### EXERCISE INSTRUCTIONS
Copy out all the entries word for word.

:: DATASET ENTRIES ::

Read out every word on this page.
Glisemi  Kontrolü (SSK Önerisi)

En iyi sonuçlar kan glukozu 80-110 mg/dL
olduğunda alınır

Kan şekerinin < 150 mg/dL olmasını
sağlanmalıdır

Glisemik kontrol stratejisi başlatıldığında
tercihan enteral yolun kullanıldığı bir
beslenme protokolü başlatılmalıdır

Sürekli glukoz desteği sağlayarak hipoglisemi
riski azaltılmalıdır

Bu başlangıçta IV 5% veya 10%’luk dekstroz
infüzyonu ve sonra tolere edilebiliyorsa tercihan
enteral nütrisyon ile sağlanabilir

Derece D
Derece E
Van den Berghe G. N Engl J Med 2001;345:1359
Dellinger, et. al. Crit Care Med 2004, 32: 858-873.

:::

### OUTPUT
Read out every word on this page.
Glisemi  Kontrolü (SSK Önerisi)

En iyi sonuçlar kan glukozu 80-110 mg/dL
olduğunda alınır

Kan şekerinin < 150 mg/dL olmasını
sağlanmalıdır

Glisemik kontrol stratejisi başlatıldığında
tercihan enteral yolun kullanıldığı bir
beslenme protokolü başlatılmalıdır

Sürekli glukoz desteği sağlayarak hipoglisemi
riski azaltılmalıdır

Bu başlangıçta IV 5% veya 10%’luk dekstroz
infüzyonu ve sonra tolere edilebiliyorsa tercihan
enteral nütrisyon ile sağlanabilir

Derece D
Derece E
Van den Berghe G. N Engl J Med 2001;345:1359
Dellinger, et. al. Crit Care Med 2004, 32: 858-873.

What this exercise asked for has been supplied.